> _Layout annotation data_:
START
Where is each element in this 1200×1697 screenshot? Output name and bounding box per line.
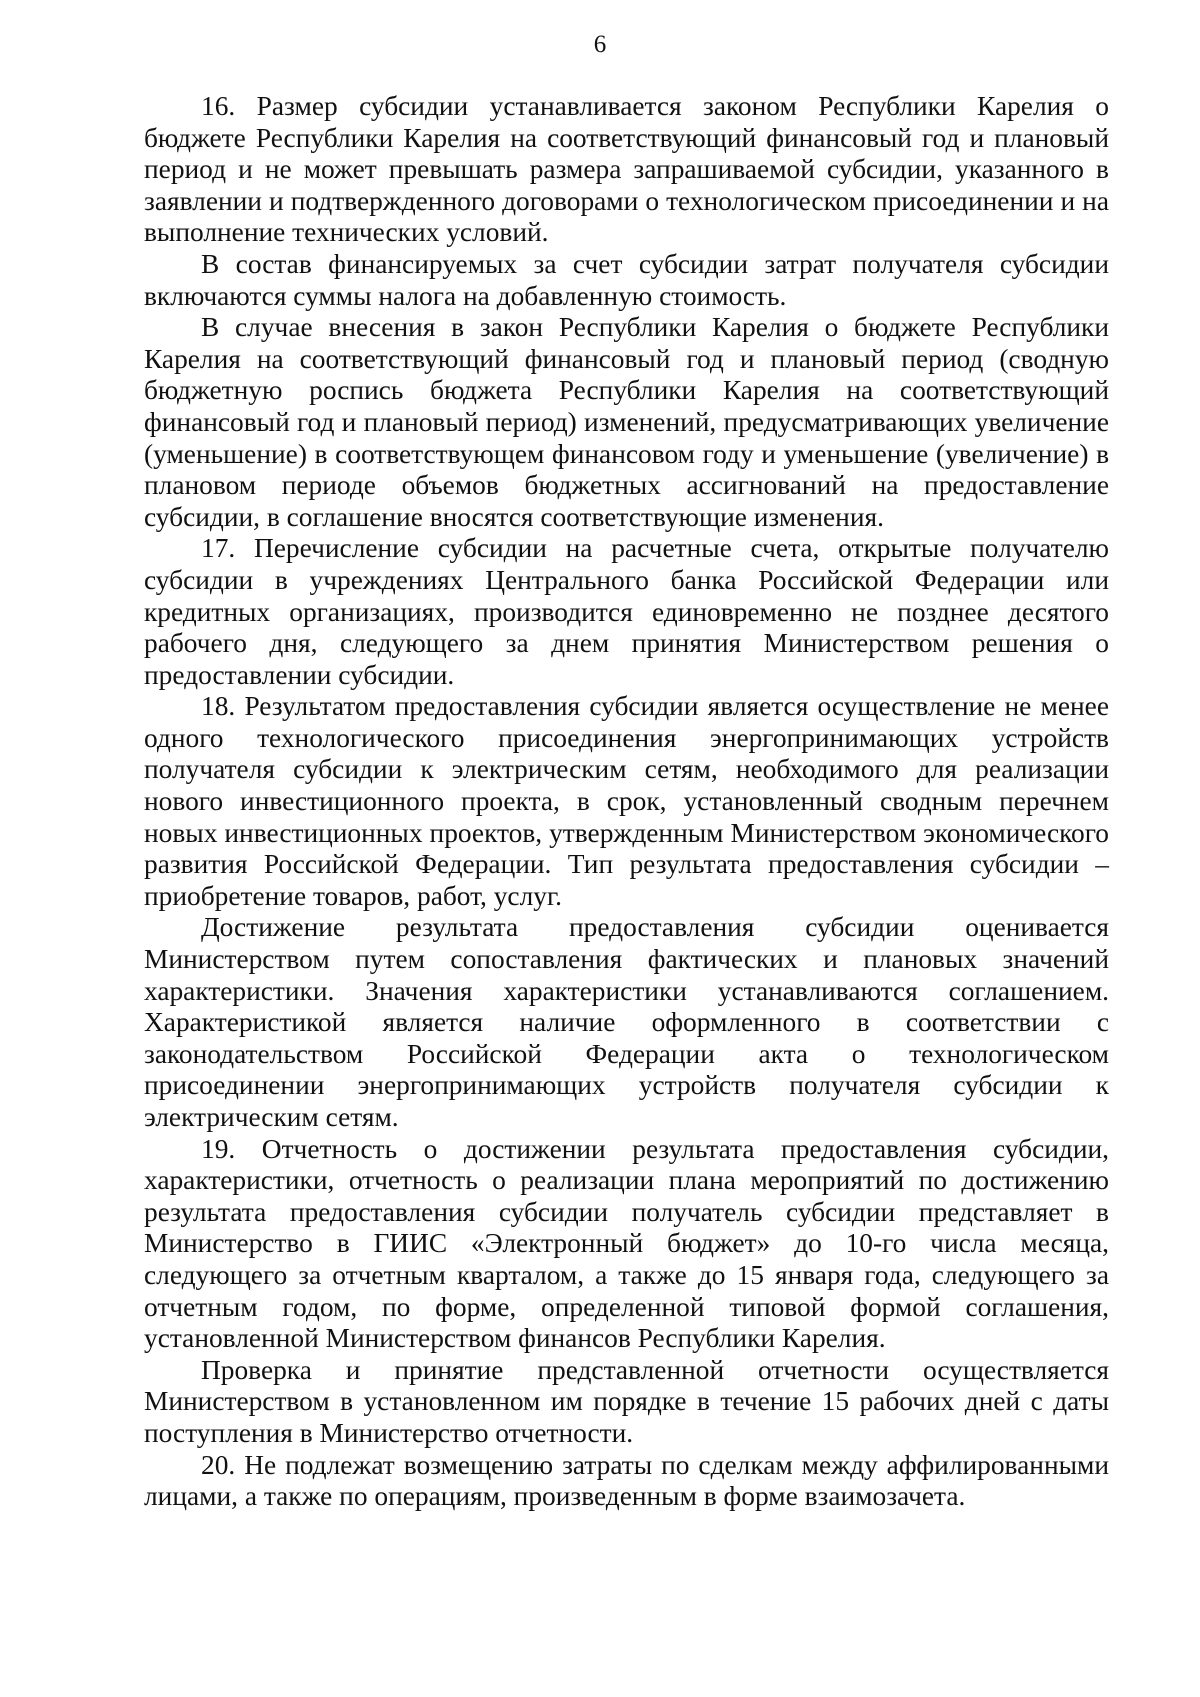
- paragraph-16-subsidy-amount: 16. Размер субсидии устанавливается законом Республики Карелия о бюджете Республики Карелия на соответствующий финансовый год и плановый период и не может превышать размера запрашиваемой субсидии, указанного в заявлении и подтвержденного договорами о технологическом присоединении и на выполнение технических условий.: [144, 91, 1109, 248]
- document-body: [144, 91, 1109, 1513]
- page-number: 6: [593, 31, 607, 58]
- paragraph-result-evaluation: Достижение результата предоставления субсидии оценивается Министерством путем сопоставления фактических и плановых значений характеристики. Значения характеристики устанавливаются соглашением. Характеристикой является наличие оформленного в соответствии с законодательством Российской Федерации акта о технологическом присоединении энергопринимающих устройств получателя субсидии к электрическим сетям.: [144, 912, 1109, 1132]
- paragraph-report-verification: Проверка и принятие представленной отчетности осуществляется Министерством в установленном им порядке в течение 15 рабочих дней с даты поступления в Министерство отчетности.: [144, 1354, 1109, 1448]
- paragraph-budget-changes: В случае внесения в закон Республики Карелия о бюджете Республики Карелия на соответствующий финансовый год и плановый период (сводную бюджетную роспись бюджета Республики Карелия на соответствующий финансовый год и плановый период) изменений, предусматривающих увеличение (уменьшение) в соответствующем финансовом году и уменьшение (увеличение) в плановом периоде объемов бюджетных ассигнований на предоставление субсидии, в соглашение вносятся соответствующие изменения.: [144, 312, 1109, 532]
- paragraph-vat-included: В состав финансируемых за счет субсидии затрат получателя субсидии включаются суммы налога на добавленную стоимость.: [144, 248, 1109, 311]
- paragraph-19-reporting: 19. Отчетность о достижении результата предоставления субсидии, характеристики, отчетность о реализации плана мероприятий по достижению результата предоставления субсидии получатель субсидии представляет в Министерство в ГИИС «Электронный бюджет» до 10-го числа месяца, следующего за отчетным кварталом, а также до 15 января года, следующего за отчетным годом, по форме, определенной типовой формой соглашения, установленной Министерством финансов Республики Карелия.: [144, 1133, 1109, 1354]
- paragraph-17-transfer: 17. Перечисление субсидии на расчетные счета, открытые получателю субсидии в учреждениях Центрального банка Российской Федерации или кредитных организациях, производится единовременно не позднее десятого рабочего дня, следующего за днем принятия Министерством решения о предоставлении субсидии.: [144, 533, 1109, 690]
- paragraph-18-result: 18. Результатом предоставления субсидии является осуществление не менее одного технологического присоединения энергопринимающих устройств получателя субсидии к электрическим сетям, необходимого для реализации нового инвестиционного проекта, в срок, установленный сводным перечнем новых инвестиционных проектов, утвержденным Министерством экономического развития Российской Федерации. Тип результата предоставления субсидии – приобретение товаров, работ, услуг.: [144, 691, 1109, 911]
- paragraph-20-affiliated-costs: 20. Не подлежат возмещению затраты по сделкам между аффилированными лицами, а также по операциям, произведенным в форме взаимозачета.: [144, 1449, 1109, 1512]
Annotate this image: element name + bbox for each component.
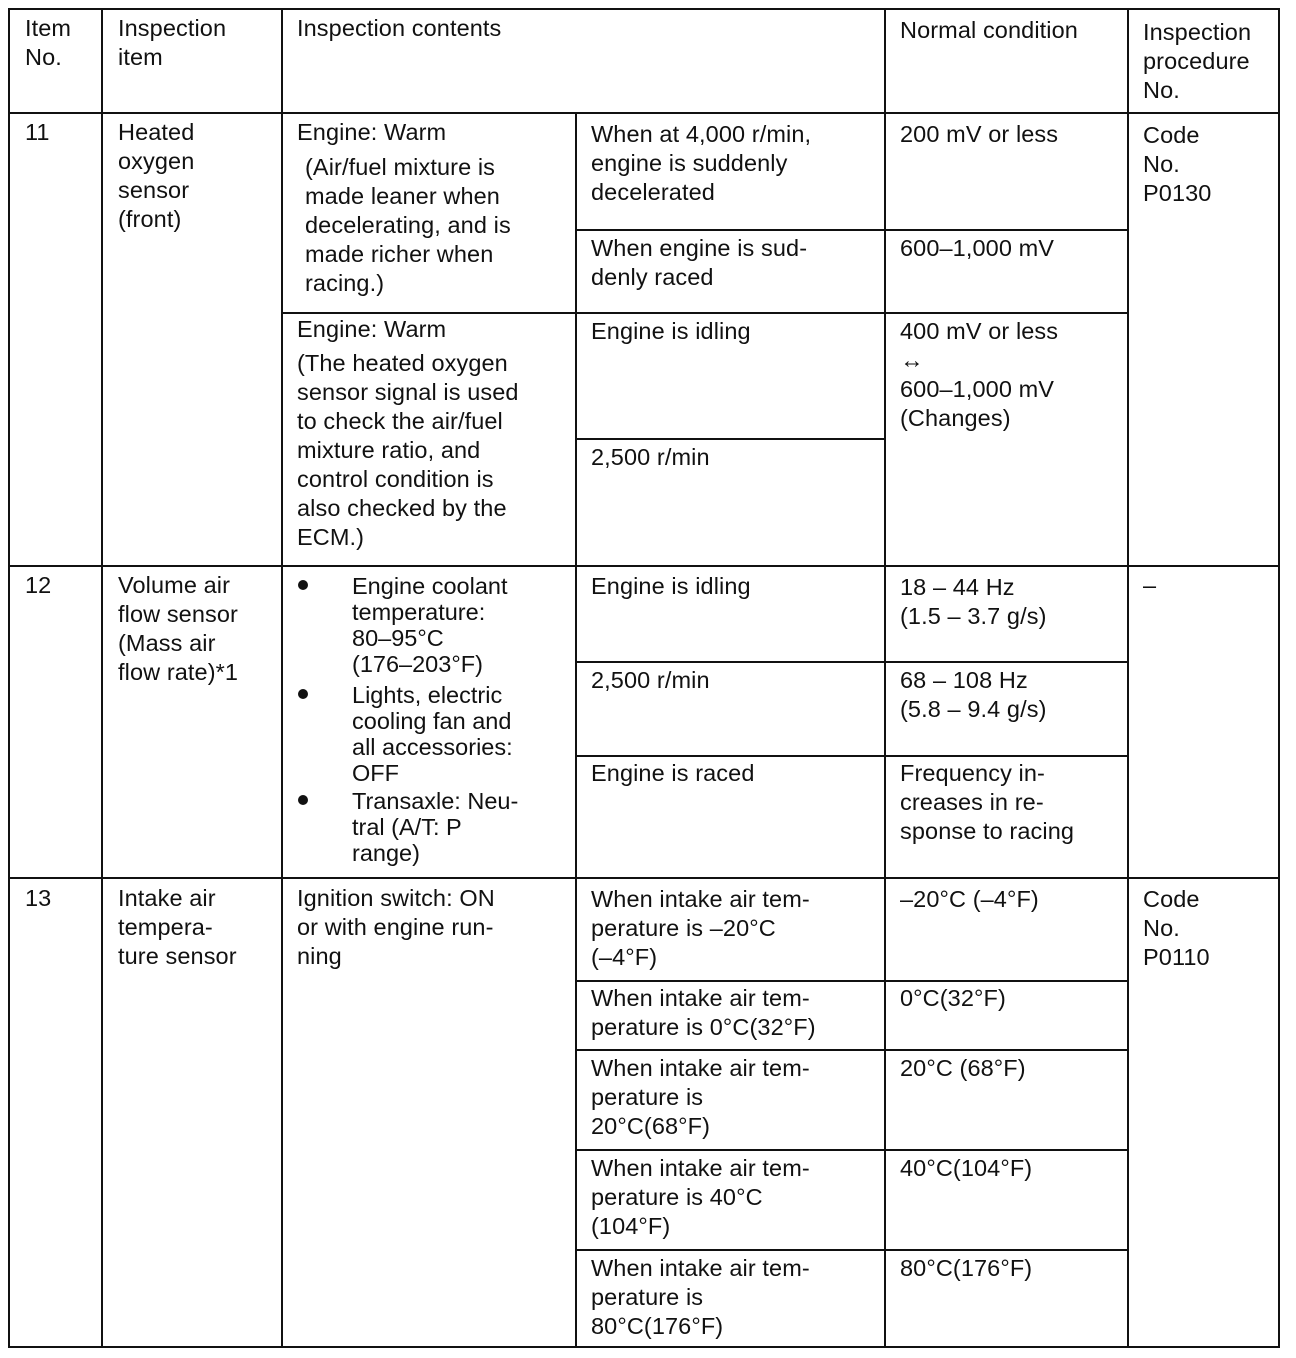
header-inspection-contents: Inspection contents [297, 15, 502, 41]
END
> _Work to complete_: Lay out every line of the data above as a Markdown table with the columns "No." and "Text", numbering the rows and skipping blank lines. Leave the pictures out.

> _Task response_:
| No. | Text |
|---|---|
| 1 | Where is each element in this 1200×1697 screenshot? Output name and bounding box per line. |
| 2 | - paragraph-16-subsidy-amount: 16. Размер субсидии устанавливается законом Республики Карелия о бюджете Республики Карелия на соответствующий финансовый год и плановый период и не может превышать размера запрашиваемой субсидии, указанного в заявлении и подтвержденного договорами о технологическом присоединении и на выполнение технических условий.: [144, 91, 1109, 248] |
| 3 | - document-body: [144, 91, 1109, 1513] |
| 4 | - page-number: 6: [593, 31, 607, 58] |
| 5 | - paragraph-result-evaluation: Достижение результата предоставления субсидии оценивается Министерством путем сопоставления фактических и плановых значений характеристики. Значения характеристики устанавливаются соглашением. Характеристикой является наличие оформленного в соответствии с законодательством Российской Федерации акта о технологическом присоединении энергопринимающих устройств получателя субсидии к электрическим сетям.: [144, 912, 1109, 1132] |
| 6 | - paragraph-report-verification: Проверка и принятие представленной отчетности осуществляется Министерством в установленном им порядке в течение 15 рабочих дней с даты поступления в Министерство отчетности.: [144, 1354, 1109, 1448] |
| 7 | - paragraph-budget-changes: В случае внесения в закон Республики Карелия о бюджете Республики Карелия на соответствующий финансовый год и плановый период (сводную бюджетную роспись бюджета Республики Карелия на соответствующий финансовый год и плановый период) изменений, предусматривающих увеличение (уменьшение) в соответствующем финансовом году и уменьшение (увеличение) в плановом периоде объемов бюджетных ассигнований на предоставление субсидии, в соглашение вносятся соответствующие изменения.: [144, 312, 1109, 532] |
| 8 | - paragraph-vat-included: В состав финансируемых за счет субсидии затрат получателя субсидии включаются суммы налога на добавленную стоимость.: [144, 248, 1109, 311] |
| 9 | - paragraph-19-reporting: 19. Отчетность о достижении результата предоставления субсидии, характеристики, отчетность о реализации плана мероприятий по достижению результата предоставления субсидии получатель субсидии представляет в Министерство в ГИИС «Электронный бюджет» до 10-го числа месяца, следующего за отчетным кварталом, а также до 15 января года, следующего за отчетным годом, по форме, определенной типовой формой соглашения, установленной Министерством финансов Республики Карелия.: [144, 1133, 1109, 1354] |
| 10 | - paragraph-17-transfer: 17. Перечисление субсидии на расчетные счета, открытые получателю субсидии в учреждениях Центрального банка Российской Федерации или кредитных организациях, производится единовременно не позднее десятого рабочего дня, следующего за днем принятия Министерством решения о предоставлении субсидии.: [144, 533, 1109, 690] |
| 11 | - paragraph-18-result: 18. Результатом предоставления субсидии является осуществление не менее одного технологического присоединения энергопринимающих устройств получателя субсидии к электрическим сетям, необходимого для реализации нового инвестиционного проекта, в срок, установленный сводным перечнем новых инвестиционных проектов, утвержденным Министерством экономического развития Российской Федерации. Тип результата предоставления субсидии – приобретение товаров, работ, услуг.: [144, 691, 1109, 911] |
| 12 | - paragraph-20-affiliated-costs: 20. Не подлежат возмещению затраты по сделкам между аффилированными лицами, а также по операциям, произведенным в форме взаимозачета.: [144, 1449, 1109, 1512] |
| 13 | Annotate this image: element name + bbox for each component. |
| 14 | header-inspection-contents: Inspection contents [297, 15, 502, 41] |